:: Provided material ::

▼

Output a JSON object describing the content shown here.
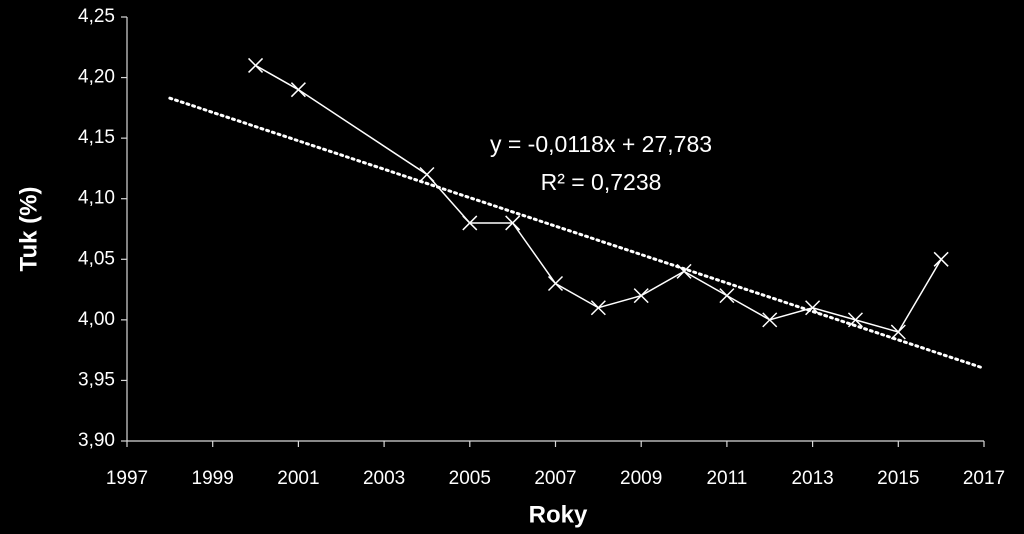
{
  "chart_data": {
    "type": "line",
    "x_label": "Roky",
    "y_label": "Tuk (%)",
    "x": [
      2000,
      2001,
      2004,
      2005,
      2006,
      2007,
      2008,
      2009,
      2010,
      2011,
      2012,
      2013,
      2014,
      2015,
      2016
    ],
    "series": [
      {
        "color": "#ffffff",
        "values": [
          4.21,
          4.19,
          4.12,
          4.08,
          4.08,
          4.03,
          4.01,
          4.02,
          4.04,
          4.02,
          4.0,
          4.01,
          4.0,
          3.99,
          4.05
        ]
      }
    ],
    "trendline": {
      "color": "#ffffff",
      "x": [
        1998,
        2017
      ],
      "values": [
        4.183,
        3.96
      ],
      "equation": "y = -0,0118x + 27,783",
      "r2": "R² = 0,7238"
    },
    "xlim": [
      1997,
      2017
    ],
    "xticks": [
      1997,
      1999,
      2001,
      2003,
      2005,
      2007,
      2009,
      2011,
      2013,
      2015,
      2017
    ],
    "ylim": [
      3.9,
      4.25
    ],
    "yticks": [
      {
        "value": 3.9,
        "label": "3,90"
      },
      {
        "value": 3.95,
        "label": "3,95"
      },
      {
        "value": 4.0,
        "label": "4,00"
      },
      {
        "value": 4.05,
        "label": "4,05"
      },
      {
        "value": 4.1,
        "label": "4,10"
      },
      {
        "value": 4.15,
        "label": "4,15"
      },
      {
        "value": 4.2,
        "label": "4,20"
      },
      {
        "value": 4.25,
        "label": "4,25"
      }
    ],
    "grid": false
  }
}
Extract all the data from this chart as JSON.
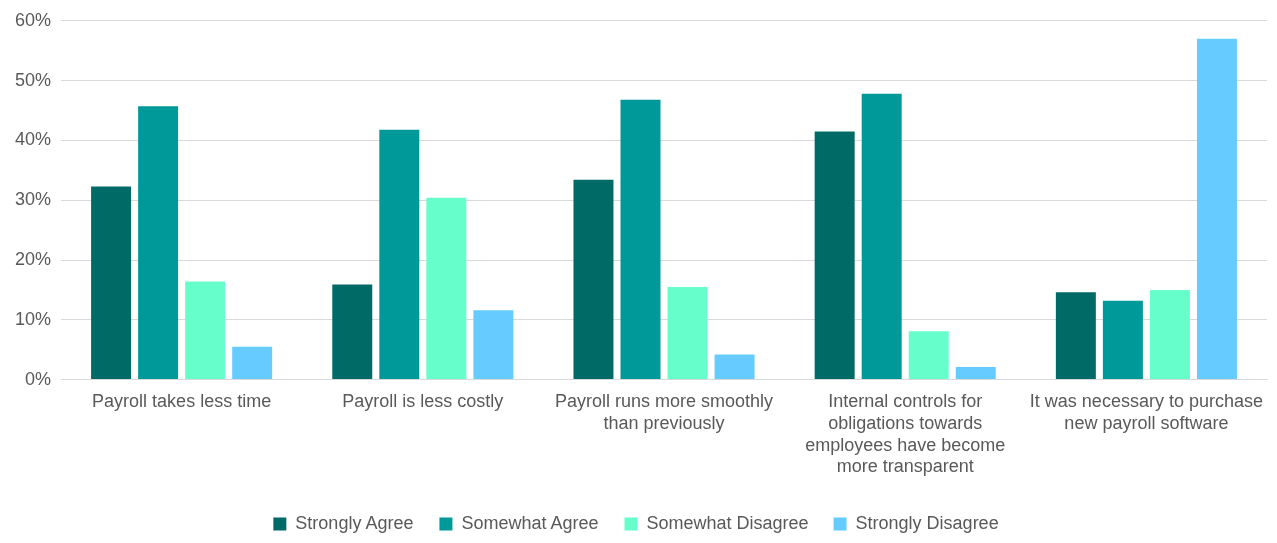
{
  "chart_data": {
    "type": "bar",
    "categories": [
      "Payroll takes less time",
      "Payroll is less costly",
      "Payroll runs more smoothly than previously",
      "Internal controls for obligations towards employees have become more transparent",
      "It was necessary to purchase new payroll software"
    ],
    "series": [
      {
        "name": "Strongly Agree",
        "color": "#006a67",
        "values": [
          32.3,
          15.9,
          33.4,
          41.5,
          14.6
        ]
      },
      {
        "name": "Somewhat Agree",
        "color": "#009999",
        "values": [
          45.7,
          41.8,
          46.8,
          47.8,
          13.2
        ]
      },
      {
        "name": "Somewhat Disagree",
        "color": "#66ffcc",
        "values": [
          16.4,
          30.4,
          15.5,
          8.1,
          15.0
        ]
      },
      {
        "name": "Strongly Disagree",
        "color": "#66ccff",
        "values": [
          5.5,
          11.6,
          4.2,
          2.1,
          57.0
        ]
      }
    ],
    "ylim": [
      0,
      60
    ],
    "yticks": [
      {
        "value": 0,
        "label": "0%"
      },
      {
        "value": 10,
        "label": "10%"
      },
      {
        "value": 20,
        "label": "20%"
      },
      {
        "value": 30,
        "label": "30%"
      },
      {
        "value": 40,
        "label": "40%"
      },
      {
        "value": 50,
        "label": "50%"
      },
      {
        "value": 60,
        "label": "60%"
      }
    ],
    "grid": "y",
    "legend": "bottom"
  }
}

▲

:: Objective ::
Pictures are excluded; copy all other data exactly as shown.

:: Expected answer ::
Output a JSON object describing the content shown here.
{
  "chart_data": {
    "type": "line",
    "x_label": "Roky",
    "y_label": "Tuk (%)",
    "x": [
      2000,
      2001,
      2004,
      2005,
      2006,
      2007,
      2008,
      2009,
      2010,
      2011,
      2012,
      2013,
      2014,
      2015,
      2016
    ],
    "series": [
      {
        "color": "#ffffff",
        "values": [
          4.21,
          4.19,
          4.12,
          4.08,
          4.08,
          4.03,
          4.01,
          4.02,
          4.04,
          4.02,
          4.0,
          4.01,
          4.0,
          3.99,
          4.05
        ]
      }
    ],
    "trendline": {
      "color": "#ffffff",
      "x": [
        1998,
        2017
      ],
      "values": [
        4.183,
        3.96
      ],
      "equation": "y = -0,0118x + 27,783",
      "r2": "R² = 0,7238"
    },
    "xlim": [
      1997,
      2017
    ],
    "xticks": [
      1997,
      1999,
      2001,
      2003,
      2005,
      2007,
      2009,
      2011,
      2013,
      2015,
      2017
    ],
    "ylim": [
      3.9,
      4.25
    ],
    "yticks": [
      {
        "value": 3.9,
        "label": "3,90"
      },
      {
        "value": 3.95,
        "label": "3,95"
      },
      {
        "value": 4.0,
        "label": "4,00"
      },
      {
        "value": 4.05,
        "label": "4,05"
      },
      {
        "value": 4.1,
        "label": "4,10"
      },
      {
        "value": 4.15,
        "label": "4,15"
      },
      {
        "value": 4.2,
        "label": "4,20"
      },
      {
        "value": 4.25,
        "label": "4,25"
      }
    ],
    "grid": false
  }
}
Extract all the data from this chart as JSON.
{
  "chart_data": {
    "type": "bar",
    "categories": [
      "Payroll takes less time",
      "Payroll is less costly",
      "Payroll runs more smoothly than previously",
      "Internal controls for obligations towards employees have become more transparent",
      "It was necessary to purchase new payroll software"
    ],
    "series": [
      {
        "name": "Strongly Agree",
        "color": "#006a67",
        "values": [
          32.3,
          15.9,
          33.4,
          41.5,
          14.6
        ]
      },
      {
        "name": "Somewhat Agree",
        "color": "#009999",
        "values": [
          45.7,
          41.8,
          46.8,
          47.8,
          13.2
        ]
      },
      {
        "name": "Somewhat Disagree",
        "color": "#66ffcc",
        "values": [
          16.4,
          30.4,
          15.5,
          8.1,
          15.0
        ]
      },
      {
        "name": "Strongly Disagree",
        "color": "#66ccff",
        "values": [
          5.5,
          11.6,
          4.2,
          2.1,
          57.0
        ]
      }
    ],
    "ylim": [
      0,
      60
    ],
    "yticks": [
      {
        "value": 0,
        "label": "0%"
      },
      {
        "value": 10,
        "label": "10%"
      },
      {
        "value": 20,
        "label": "20%"
      },
      {
        "value": 30,
        "label": "30%"
      },
      {
        "value": 40,
        "label": "40%"
      },
      {
        "value": 50,
        "label": "50%"
      },
      {
        "value": 60,
        "label": "60%"
      }
    ],
    "grid": "y",
    "legend": "bottom"
  }
}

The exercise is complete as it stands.